> What is needed
In the Kinect Pong text, what does structured light scanning use in place of two cameras and a point-matching algorithm?

> Extracted text
┄┄┄┄┄┄┄┄┄┄

Kinect Pong

At E3 2009 Microsoft showed a prototype video of ‘Project Natal’, their next-generation controller technology, it’s pretty cool:

At the time it was widely rumoured that the technology behind Project Natal was a Time-Of-Flight Camera from ZCam systems (see this old Wikipedia article.

This excited a lot of hobbyists (including myself!) as TOF cameras are unique in their ability to capture 3D images from a single sensor, removing the need for multiple sensors, complicated calibrations and software to capture a 3D scene. The prospect of one being included with a videogame accessory meant that there would be an inexpensive option for people wanting to play with a 3D camera at home.

There is a nice debunking of this here, where the blogger shows some videos that demonstrate the technique used. Structured Light 3D scanning is not something introduced by the Kinect, but it’s definitely the most impressive implementation I’ve ever seen of the technique. I’ll explain a bit more about how structured light scanning works in the following paragraphs.

In conventional stereo vision, two cameras are placed in different locations both looking at the same scene. A point-matching algorithm is used to identify identical points in the images resulting from both cameras. The distance between the cameras and the location of the matched pixels in each image can be used to triangulate the depth of the object at each pixel location.

The basic idea of structured light scanning is instead of using two cameras and a point-matching (correspondence) algorithm, we use one camera and one projector. If you could project a unique colour on to every pixel column of the scene that the camera sees and then pick those colours in the resultant image, you have a virtual correspondence between two ‘cameras’ in different locations. If this is difficult to understand there is an alternate technique (using a moving pattern) using a similar concept that is pretty intuitive and can be seen in this video:

This is not how the Kinect works but hopefully it paints a picture of how encoding information in the projected image can help us retrieve depth information from the single camera.

If you want to try this out for yourself, ut is possible to encode all the information necessary to reconstruct the scene in just three images so that we don’t have to use a moving image.

┄┄┄┄┄┄┄┄┄┄

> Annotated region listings
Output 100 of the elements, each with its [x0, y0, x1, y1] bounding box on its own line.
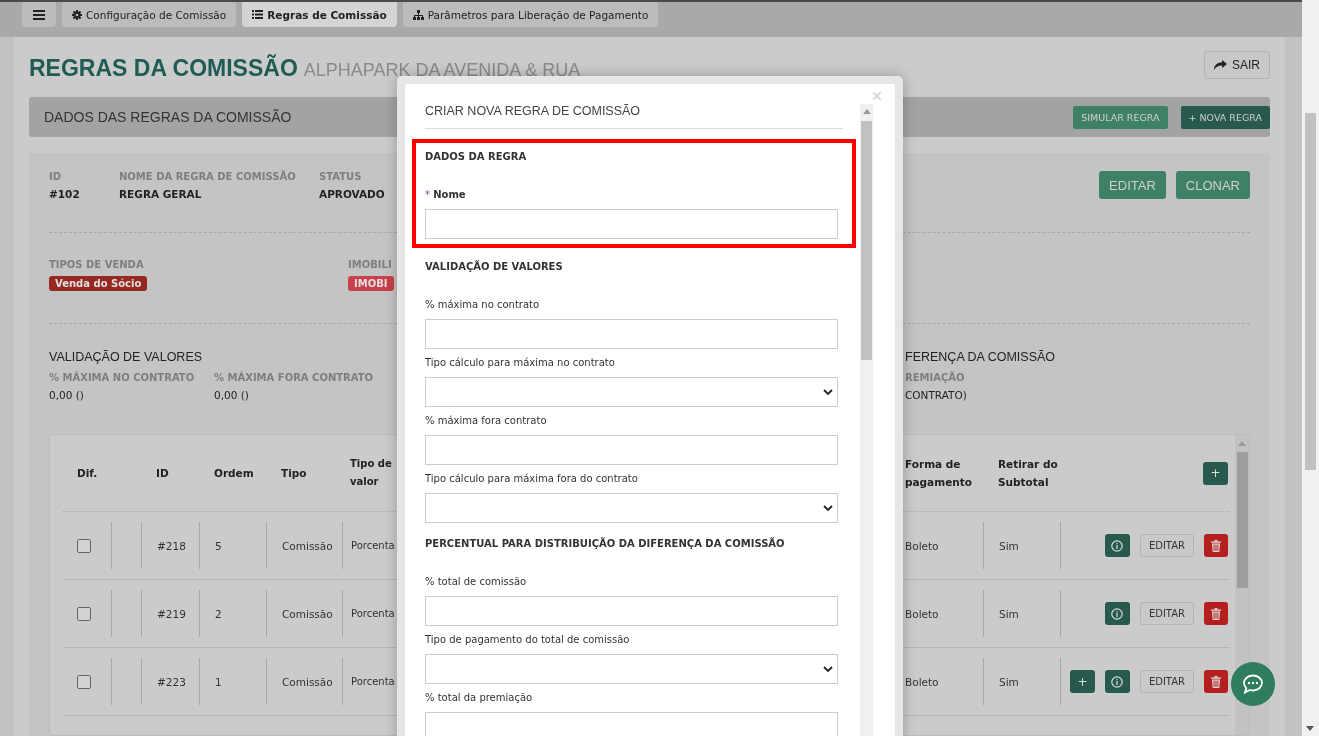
field-label: TIPOS DE VENDA [49, 259, 144, 270]
field-label: * Nome [425, 188, 467, 202]
chevron-down-icon [823, 666, 833, 672]
chat-bubble-icon [1242, 674, 1264, 694]
group-title: VALIDAÇÃO DE VALORES [49, 350, 203, 364]
info-icon [1111, 539, 1124, 552]
table-cell-text: Boleto [904, 538, 940, 554]
add-button[interactable]: + [1069, 670, 1095, 693]
edit-button[interactable]: EDITAR [1139, 670, 1194, 693]
field-value: CONTRATO) [905, 389, 967, 401]
list-icon [252, 10, 264, 19]
table-cell: Sim [983, 658, 1060, 705]
chevron-down-icon [823, 505, 833, 511]
trash-icon [1211, 675, 1221, 688]
field-value: 0,00 () [214, 389, 249, 401]
table-cell-text: Boleto [904, 606, 940, 622]
trash-icon [1211, 607, 1221, 620]
table-cell: #219 [141, 590, 199, 637]
delete-button[interactable] [1204, 670, 1228, 693]
group-title: FERENÇA DA COMISSÃO [905, 350, 1056, 364]
field-label: % MÁXIMA NO CONTRATO [49, 372, 195, 383]
column-header: Forma de pagamento [904, 457, 973, 490]
exit-button[interactable]: SAIR [1204, 51, 1270, 79]
row-checkbox[interactable] [77, 674, 91, 689]
field-label: % MÁXIMA FORA CONTRATO [214, 372, 374, 383]
table-cell: Sim [983, 590, 1060, 637]
add-button[interactable]: + [1203, 461, 1228, 485]
text-field[interactable] [425, 712, 838, 736]
up-arrow-icon[interactable] [1238, 441, 1246, 446]
column-header: Dif. [76, 466, 99, 481]
delete-button[interactable] [1204, 602, 1228, 625]
select-field[interactable] [425, 377, 838, 407]
field-label: STATUS [319, 171, 362, 182]
text-field[interactable] [425, 209, 838, 239]
chevron-down-icon [823, 389, 833, 395]
scrollbar-thumb[interactable] [861, 121, 872, 360]
edit-button[interactable]: EDITAR [1139, 602, 1194, 625]
text-field[interactable] [425, 319, 838, 349]
form-section-title: PERCENTUAL PARA DISTRIBUIÇÃO DA DIFERENÇA DA COMISSÃO [425, 537, 786, 551]
field-label: % total de comissão [425, 575, 528, 589]
table-cell-text: Boleto [904, 674, 940, 690]
new-rule-button[interactable]: + NOVA REGRA [1180, 105, 1270, 129]
text-field[interactable] [425, 435, 838, 465]
field-label: IMOBILI [348, 259, 392, 270]
tab[interactable]: Configuração de Comissão [62, 2, 237, 27]
form-section-title: DADOS DA REGRA [425, 150, 528, 164]
share-arrow-icon [1214, 60, 1227, 70]
menu-icon [33, 9, 45, 20]
modal-title: CRIAR NOVA REGRA DE COMISSÃO [425, 84, 843, 129]
info-icon [1111, 607, 1124, 620]
menu-button[interactable] [22, 2, 56, 27]
info-button[interactable] [1104, 670, 1130, 693]
up-arrow-icon[interactable] [863, 109, 871, 114]
field-value: #102 [49, 188, 80, 200]
scrollbar-thumb[interactable] [1305, 113, 1316, 470]
edit-button[interactable]: EDITAR [1139, 534, 1194, 557]
column-header: Retirar do Subtotal [997, 457, 1059, 490]
field-value: APROVADO [319, 188, 385, 200]
delete-button[interactable] [1204, 534, 1228, 557]
field-label: Tipo cálculo para máxima no contrato [425, 356, 616, 370]
page-subtitle: ALPHAPARK DA AVENIDA & RUA [303, 60, 581, 80]
info-button[interactable] [1104, 602, 1130, 625]
page-title: REGRAS DA COMISSÃO [29, 55, 298, 81]
table-cell: 2 [199, 590, 266, 637]
table-cell: Comissão [266, 590, 342, 637]
field-label: Tipo cálculo para máxima fora do contrato [425, 472, 639, 486]
text-field[interactable] [425, 596, 838, 626]
row-checkbox[interactable] [77, 538, 91, 553]
column-header: Tipo de valor [349, 457, 393, 489]
column-header: Ordem [213, 466, 255, 481]
table-cell: #223 [141, 658, 199, 705]
column-header: ID [155, 466, 170, 481]
gear-icon [72, 9, 82, 20]
table-cell: Sim [983, 522, 1060, 569]
field-label: ID [49, 171, 62, 182]
column-header: Tipo [280, 466, 308, 481]
field-label: % total da premiação [425, 691, 534, 705]
tab[interactable]: Parâmetros para Liberação de Pagamento [402, 2, 659, 27]
field-label: % máxima no contrato [425, 298, 541, 312]
info-button[interactable] [1104, 534, 1130, 557]
tag-badge: Venda do Sócio [49, 276, 148, 291]
table-cell: 5 [199, 522, 266, 569]
select-field[interactable] [425, 493, 838, 523]
close-icon[interactable] [873, 92, 881, 100]
table-cell: 1 [199, 658, 266, 705]
info-icon [1111, 675, 1124, 688]
row-checkbox[interactable] [77, 606, 91, 621]
table-cell: #218 [141, 522, 199, 569]
sitemap-icon [412, 9, 424, 20]
field-value: REGRA GERAL [119, 188, 202, 200]
form-section-title: VALIDAÇÃO DE VALORES [425, 260, 564, 274]
field-label: NOME DA REGRA DE COMISSÃO [119, 171, 296, 182]
field-label: % máxima fora contrato [425, 414, 548, 428]
scrollbar-thumb[interactable] [1237, 452, 1248, 588]
tab[interactable]: Regras de Comissão [242, 2, 397, 27]
down-arrow-icon[interactable] [1306, 726, 1314, 731]
tag-badge: IMOBI [348, 276, 394, 291]
section-title: DADOS DAS REGRAS DA COMISSÃO [44, 109, 292, 125]
select-field[interactable] [425, 654, 838, 684]
table-cell: Comissão [266, 658, 342, 705]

┄┄┄┄┄┄┄┄┄┄

> In response
One camera and one projector.